### TASK DETAILS
Will you transcribe all the entries word for word, skipping the pictures they hold?

######

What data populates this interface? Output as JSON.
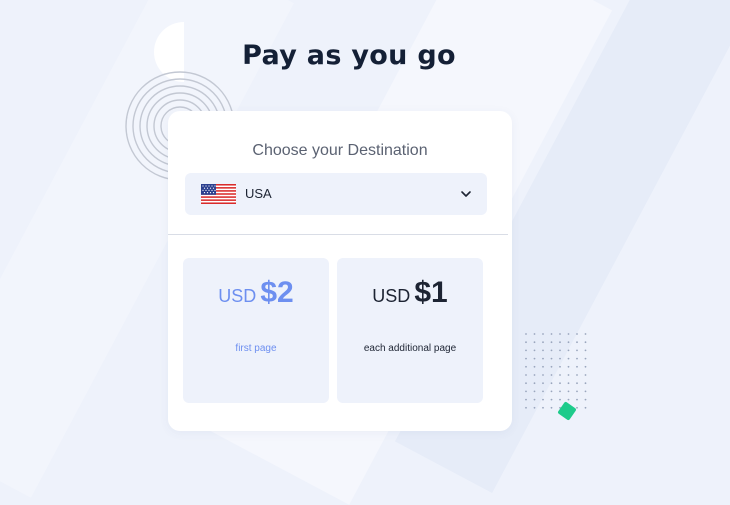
{
  "page": {
    "title": "Pay as you go"
  },
  "destination": {
    "label": "Choose your Destination",
    "selected_country": "USA",
    "selected_flag": "us-flag-icon"
  },
  "pricing": [
    {
      "currency": "USD",
      "amount": "$2",
      "note": "first page"
    },
    {
      "currency": "USD",
      "amount": "$1",
      "note": "each additional page"
    }
  ],
  "colors": {
    "background": "#eef2fb",
    "accent_blue": "#6d8ff0",
    "text_dark": "#1d2433",
    "green_accent": "#1ecb8b"
  }
}
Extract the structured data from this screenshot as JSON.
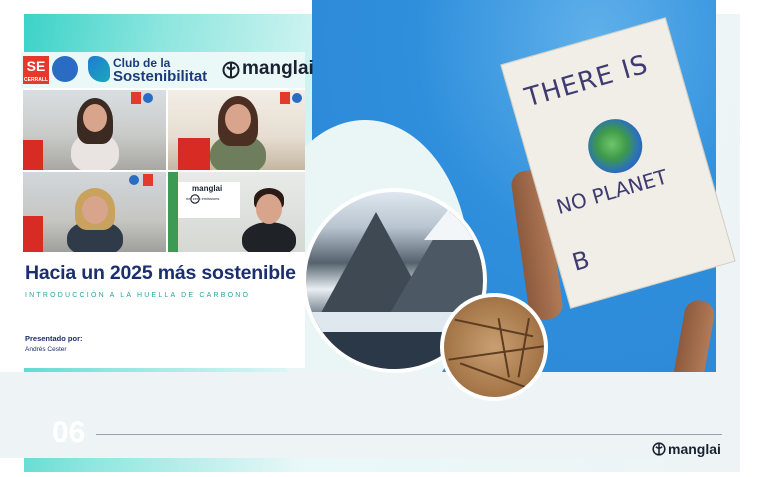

######

### EXERCISE OUTPUT
What data populates this interface? Output as JSON.
{
  "page": {
    "title": "Pay as you go"
  },
  "destination": {
    "label": "Choose your Destination",
    "selected_country": "USA",
    "selected_flag": "us-flag-icon"
  },
  "pricing": [
    {
      "currency": "USD",
      "amount": "$2",
      "note": "first page"
    },
    {
      "currency": "USD",
      "amount": "$1",
      "note": "each additional page"
    }
  ],
  "colors": {
    "background": "#eef2fb",
    "accent_blue": "#6d8ff0",
    "text_dark": "#1d2433",
    "green_accent": "#1ecb8b"
  }
}
Extract the structured data from this screenshot as JSON.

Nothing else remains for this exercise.